Written request: Below is a listing; write it out exactly and drop any images from it.

The input:

_ _ _ _ _

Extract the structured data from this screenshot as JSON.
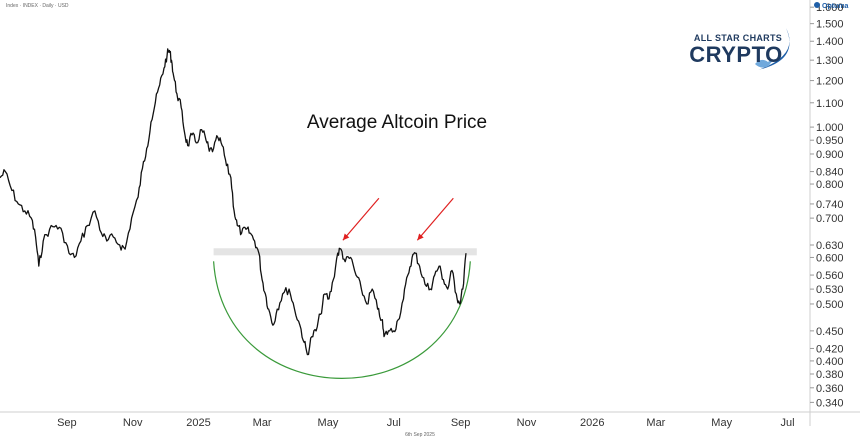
{
  "header": {
    "symbol_line": "Index · INDEX · Daily · USD",
    "brand": "Optuma",
    "footer_date": "6th Sep 2025"
  },
  "logo": {
    "line1": "ALL STAR CHARTS",
    "line2": "CRYPTO"
  },
  "colors": {
    "price_line": "#111111",
    "resistance_band": "#e4e4e4",
    "arrows": "#e02020",
    "base_arc": "#3a9a3a",
    "logo": "#1f3a5f"
  },
  "chart_data": {
    "type": "line",
    "title": "Average Altcoin Price",
    "y_scale": "log",
    "ylim": [
      0.33,
      1.62
    ],
    "y_ticks": [
      1.6,
      1.5,
      1.4,
      1.3,
      1.2,
      1.1,
      1.0,
      0.95,
      0.9,
      0.84,
      0.8,
      0.74,
      0.7,
      0.63,
      0.6,
      0.56,
      0.53,
      0.5,
      0.45,
      0.42,
      0.4,
      0.38,
      0.36,
      0.34
    ],
    "y_tick_labels": [
      "1.600",
      "1.500",
      "1.400",
      "1.300",
      "1.200",
      "1.100",
      "1.000",
      "0.950",
      "0.900",
      "0.840",
      "0.800",
      "0.740",
      "0.700",
      "0.630",
      "0.600",
      "0.560",
      "0.530",
      "0.500",
      "0.450",
      "0.420",
      "0.400",
      "0.380",
      "0.360",
      "0.340"
    ],
    "x_range": [
      "2024-07-01",
      "2026-07-20"
    ],
    "x_ticks": [
      {
        "date": "2024-09-01",
        "label": "Sep"
      },
      {
        "date": "2024-11-01",
        "label": "Nov"
      },
      {
        "date": "2025-01-01",
        "label": "2025"
      },
      {
        "date": "2025-03-01",
        "label": "Mar"
      },
      {
        "date": "2025-05-01",
        "label": "May"
      },
      {
        "date": "2025-07-01",
        "label": "Jul"
      },
      {
        "date": "2025-09-01",
        "label": "Sep"
      },
      {
        "date": "2025-11-01",
        "label": "Nov"
      },
      {
        "date": "2026-01-01",
        "label": "2026"
      },
      {
        "date": "2026-03-01",
        "label": "Mar"
      },
      {
        "date": "2026-05-01",
        "label": "May"
      },
      {
        "date": "2026-07-01",
        "label": "Jul"
      }
    ],
    "grid": false,
    "series": [
      {
        "points": [
          [
            "2024-07-01",
            0.82
          ],
          [
            "2024-07-06",
            0.84
          ],
          [
            "2024-07-12",
            0.78
          ],
          [
            "2024-07-18",
            0.74
          ],
          [
            "2024-07-24",
            0.72
          ],
          [
            "2024-07-30",
            0.7
          ],
          [
            "2024-08-03",
            0.65
          ],
          [
            "2024-08-06",
            0.58
          ],
          [
            "2024-08-10",
            0.64
          ],
          [
            "2024-08-16",
            0.67
          ],
          [
            "2024-08-22",
            0.68
          ],
          [
            "2024-08-28",
            0.66
          ],
          [
            "2024-09-03",
            0.61
          ],
          [
            "2024-09-08",
            0.6
          ],
          [
            "2024-09-14",
            0.64
          ],
          [
            "2024-09-20",
            0.68
          ],
          [
            "2024-09-27",
            0.72
          ],
          [
            "2024-10-03",
            0.66
          ],
          [
            "2024-10-08",
            0.64
          ],
          [
            "2024-10-14",
            0.65
          ],
          [
            "2024-10-20",
            0.63
          ],
          [
            "2024-10-25",
            0.62
          ],
          [
            "2024-10-31",
            0.7
          ],
          [
            "2024-11-06",
            0.76
          ],
          [
            "2024-11-10",
            0.85
          ],
          [
            "2024-11-14",
            0.92
          ],
          [
            "2024-11-18",
            1.02
          ],
          [
            "2024-11-22",
            1.1
          ],
          [
            "2024-11-26",
            1.18
          ],
          [
            "2024-11-30",
            1.26
          ],
          [
            "2024-12-03",
            1.33
          ],
          [
            "2024-12-05",
            1.35
          ],
          [
            "2024-12-07",
            1.3
          ],
          [
            "2024-12-09",
            1.22
          ],
          [
            "2024-12-12",
            1.14
          ],
          [
            "2024-12-16",
            1.08
          ],
          [
            "2024-12-19",
            0.98
          ],
          [
            "2024-12-22",
            0.93
          ],
          [
            "2024-12-26",
            0.97
          ],
          [
            "2024-12-30",
            0.94
          ],
          [
            "2025-01-04",
            0.99
          ],
          [
            "2025-01-08",
            0.95
          ],
          [
            "2025-01-11",
            0.91
          ],
          [
            "2025-01-15",
            0.92
          ],
          [
            "2025-01-19",
            0.96
          ],
          [
            "2025-01-23",
            0.93
          ],
          [
            "2025-01-27",
            0.86
          ],
          [
            "2025-01-31",
            0.82
          ],
          [
            "2025-02-03",
            0.72
          ],
          [
            "2025-02-06",
            0.68
          ],
          [
            "2025-02-10",
            0.66
          ],
          [
            "2025-02-14",
            0.67
          ],
          [
            "2025-02-18",
            0.66
          ],
          [
            "2025-02-22",
            0.64
          ],
          [
            "2025-02-26",
            0.61
          ],
          [
            "2025-03-01",
            0.55
          ],
          [
            "2025-03-04",
            0.52
          ],
          [
            "2025-03-07",
            0.49
          ],
          [
            "2025-03-11",
            0.46
          ],
          [
            "2025-03-15",
            0.49
          ],
          [
            "2025-03-20",
            0.52
          ],
          [
            "2025-03-26",
            0.53
          ],
          [
            "2025-03-31",
            0.49
          ],
          [
            "2025-04-05",
            0.46
          ],
          [
            "2025-04-09",
            0.43
          ],
          [
            "2025-04-12",
            0.41
          ],
          [
            "2025-04-16",
            0.44
          ],
          [
            "2025-04-20",
            0.45
          ],
          [
            "2025-04-24",
            0.48
          ],
          [
            "2025-04-28",
            0.52
          ],
          [
            "2025-05-02",
            0.51
          ],
          [
            "2025-05-06",
            0.55
          ],
          [
            "2025-05-10",
            0.61
          ],
          [
            "2025-05-13",
            0.62
          ],
          [
            "2025-05-17",
            0.59
          ],
          [
            "2025-05-22",
            0.6
          ],
          [
            "2025-05-27",
            0.56
          ],
          [
            "2025-06-01",
            0.53
          ],
          [
            "2025-06-06",
            0.5
          ],
          [
            "2025-06-11",
            0.53
          ],
          [
            "2025-06-16",
            0.49
          ],
          [
            "2025-06-20",
            0.47
          ],
          [
            "2025-06-22",
            0.44
          ],
          [
            "2025-06-26",
            0.45
          ],
          [
            "2025-07-01",
            0.45
          ],
          [
            "2025-07-05",
            0.47
          ],
          [
            "2025-07-10",
            0.51
          ],
          [
            "2025-07-14",
            0.56
          ],
          [
            "2025-07-18",
            0.6
          ],
          [
            "2025-07-21",
            0.61
          ],
          [
            "2025-07-25",
            0.58
          ],
          [
            "2025-07-30",
            0.54
          ],
          [
            "2025-08-04",
            0.53
          ],
          [
            "2025-08-08",
            0.56
          ],
          [
            "2025-08-12",
            0.58
          ],
          [
            "2025-08-16",
            0.55
          ],
          [
            "2025-08-20",
            0.53
          ],
          [
            "2025-08-24",
            0.57
          ],
          [
            "2025-08-28",
            0.52
          ],
          [
            "2025-08-31",
            0.5
          ],
          [
            "2025-09-03",
            0.53
          ],
          [
            "2025-09-06",
            0.61
          ]
        ]
      }
    ],
    "annotations": {
      "resistance_zone": [
        0.605,
        0.622
      ],
      "base_arc": {
        "from": "2025-01-15",
        "to": "2025-09-10",
        "bottom": 0.375
      },
      "arrows_at": [
        "2025-05-13",
        "2025-07-21"
      ]
    }
  }
}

_ _ _ _ _

Correct response:
Extract the structured data from this screenshot as JSON.
{
  "header": {
    "symbol_line": "Index · INDEX · Daily · USD",
    "brand": "Optuma",
    "footer_date": "6th Sep 2025"
  },
  "logo": {
    "line1": "ALL STAR CHARTS",
    "line2": "CRYPTO"
  },
  "colors": {
    "price_line": "#111111",
    "resistance_band": "#e4e4e4",
    "arrows": "#e02020",
    "base_arc": "#3a9a3a",
    "logo": "#1f3a5f"
  },
  "chart_data": {
    "type": "line",
    "title": "Average Altcoin Price",
    "y_scale": "log",
    "ylim": [
      0.33,
      1.62
    ],
    "y_ticks": [
      1.6,
      1.5,
      1.4,
      1.3,
      1.2,
      1.1,
      1.0,
      0.95,
      0.9,
      0.84,
      0.8,
      0.74,
      0.7,
      0.63,
      0.6,
      0.56,
      0.53,
      0.5,
      0.45,
      0.42,
      0.4,
      0.38,
      0.36,
      0.34
    ],
    "y_tick_labels": [
      "1.600",
      "1.500",
      "1.400",
      "1.300",
      "1.200",
      "1.100",
      "1.000",
      "0.950",
      "0.900",
      "0.840",
      "0.800",
      "0.740",
      "0.700",
      "0.630",
      "0.600",
      "0.560",
      "0.530",
      "0.500",
      "0.450",
      "0.420",
      "0.400",
      "0.380",
      "0.360",
      "0.340"
    ],
    "x_range": [
      "2024-07-01",
      "2026-07-20"
    ],
    "x_ticks": [
      {
        "date": "2024-09-01",
        "label": "Sep"
      },
      {
        "date": "2024-11-01",
        "label": "Nov"
      },
      {
        "date": "2025-01-01",
        "label": "2025"
      },
      {
        "date": "2025-03-01",
        "label": "Mar"
      },
      {
        "date": "2025-05-01",
        "label": "May"
      },
      {
        "date": "2025-07-01",
        "label": "Jul"
      },
      {
        "date": "2025-09-01",
        "label": "Sep"
      },
      {
        "date": "2025-11-01",
        "label": "Nov"
      },
      {
        "date": "2026-01-01",
        "label": "2026"
      },
      {
        "date": "2026-03-01",
        "label": "Mar"
      },
      {
        "date": "2026-05-01",
        "label": "May"
      },
      {
        "date": "2026-07-01",
        "label": "Jul"
      }
    ],
    "grid": false,
    "series": [
      {
        "points": [
          [
            "2024-07-01",
            0.82
          ],
          [
            "2024-07-06",
            0.84
          ],
          [
            "2024-07-12",
            0.78
          ],
          [
            "2024-07-18",
            0.74
          ],
          [
            "2024-07-24",
            0.72
          ],
          [
            "2024-07-30",
            0.7
          ],
          [
            "2024-08-03",
            0.65
          ],
          [
            "2024-08-06",
            0.58
          ],
          [
            "2024-08-10",
            0.64
          ],
          [
            "2024-08-16",
            0.67
          ],
          [
            "2024-08-22",
            0.68
          ],
          [
            "2024-08-28",
            0.66
          ],
          [
            "2024-09-03",
            0.61
          ],
          [
            "2024-09-08",
            0.6
          ],
          [
            "2024-09-14",
            0.64
          ],
          [
            "2024-09-20",
            0.68
          ],
          [
            "2024-09-27",
            0.72
          ],
          [
            "2024-10-03",
            0.66
          ],
          [
            "2024-10-08",
            0.64
          ],
          [
            "2024-10-14",
            0.65
          ],
          [
            "2024-10-20",
            0.63
          ],
          [
            "2024-10-25",
            0.62
          ],
          [
            "2024-10-31",
            0.7
          ],
          [
            "2024-11-06",
            0.76
          ],
          [
            "2024-11-10",
            0.85
          ],
          [
            "2024-11-14",
            0.92
          ],
          [
            "2024-11-18",
            1.02
          ],
          [
            "2024-11-22",
            1.1
          ],
          [
            "2024-11-26",
            1.18
          ],
          [
            "2024-11-30",
            1.26
          ],
          [
            "2024-12-03",
            1.33
          ],
          [
            "2024-12-05",
            1.35
          ],
          [
            "2024-12-07",
            1.3
          ],
          [
            "2024-12-09",
            1.22
          ],
          [
            "2024-12-12",
            1.14
          ],
          [
            "2024-12-16",
            1.08
          ],
          [
            "2024-12-19",
            0.98
          ],
          [
            "2024-12-22",
            0.93
          ],
          [
            "2024-12-26",
            0.97
          ],
          [
            "2024-12-30",
            0.94
          ],
          [
            "2025-01-04",
            0.99
          ],
          [
            "2025-01-08",
            0.95
          ],
          [
            "2025-01-11",
            0.91
          ],
          [
            "2025-01-15",
            0.92
          ],
          [
            "2025-01-19",
            0.96
          ],
          [
            "2025-01-23",
            0.93
          ],
          [
            "2025-01-27",
            0.86
          ],
          [
            "2025-01-31",
            0.82
          ],
          [
            "2025-02-03",
            0.72
          ],
          [
            "2025-02-06",
            0.68
          ],
          [
            "2025-02-10",
            0.66
          ],
          [
            "2025-02-14",
            0.67
          ],
          [
            "2025-02-18",
            0.66
          ],
          [
            "2025-02-22",
            0.64
          ],
          [
            "2025-02-26",
            0.61
          ],
          [
            "2025-03-01",
            0.55
          ],
          [
            "2025-03-04",
            0.52
          ],
          [
            "2025-03-07",
            0.49
          ],
          [
            "2025-03-11",
            0.46
          ],
          [
            "2025-03-15",
            0.49
          ],
          [
            "2025-03-20",
            0.52
          ],
          [
            "2025-03-26",
            0.53
          ],
          [
            "2025-03-31",
            0.49
          ],
          [
            "2025-04-05",
            0.46
          ],
          [
            "2025-04-09",
            0.43
          ],
          [
            "2025-04-12",
            0.41
          ],
          [
            "2025-04-16",
            0.44
          ],
          [
            "2025-04-20",
            0.45
          ],
          [
            "2025-04-24",
            0.48
          ],
          [
            "2025-04-28",
            0.52
          ],
          [
            "2025-05-02",
            0.51
          ],
          [
            "2025-05-06",
            0.55
          ],
          [
            "2025-05-10",
            0.61
          ],
          [
            "2025-05-13",
            0.62
          ],
          [
            "2025-05-17",
            0.59
          ],
          [
            "2025-05-22",
            0.6
          ],
          [
            "2025-05-27",
            0.56
          ],
          [
            "2025-06-01",
            0.53
          ],
          [
            "2025-06-06",
            0.5
          ],
          [
            "2025-06-11",
            0.53
          ],
          [
            "2025-06-16",
            0.49
          ],
          [
            "2025-06-20",
            0.47
          ],
          [
            "2025-06-22",
            0.44
          ],
          [
            "2025-06-26",
            0.45
          ],
          [
            "2025-07-01",
            0.45
          ],
          [
            "2025-07-05",
            0.47
          ],
          [
            "2025-07-10",
            0.51
          ],
          [
            "2025-07-14",
            0.56
          ],
          [
            "2025-07-18",
            0.6
          ],
          [
            "2025-07-21",
            0.61
          ],
          [
            "2025-07-25",
            0.58
          ],
          [
            "2025-07-30",
            0.54
          ],
          [
            "2025-08-04",
            0.53
          ],
          [
            "2025-08-08",
            0.56
          ],
          [
            "2025-08-12",
            0.58
          ],
          [
            "2025-08-16",
            0.55
          ],
          [
            "2025-08-20",
            0.53
          ],
          [
            "2025-08-24",
            0.57
          ],
          [
            "2025-08-28",
            0.52
          ],
          [
            "2025-08-31",
            0.5
          ],
          [
            "2025-09-03",
            0.53
          ],
          [
            "2025-09-06",
            0.61
          ]
        ]
      }
    ],
    "annotations": {
      "resistance_zone": [
        0.605,
        0.622
      ],
      "base_arc": {
        "from": "2025-01-15",
        "to": "2025-09-10",
        "bottom": 0.375
      },
      "arrows_at": [
        "2025-05-13",
        "2025-07-21"
      ]
    }
  }
}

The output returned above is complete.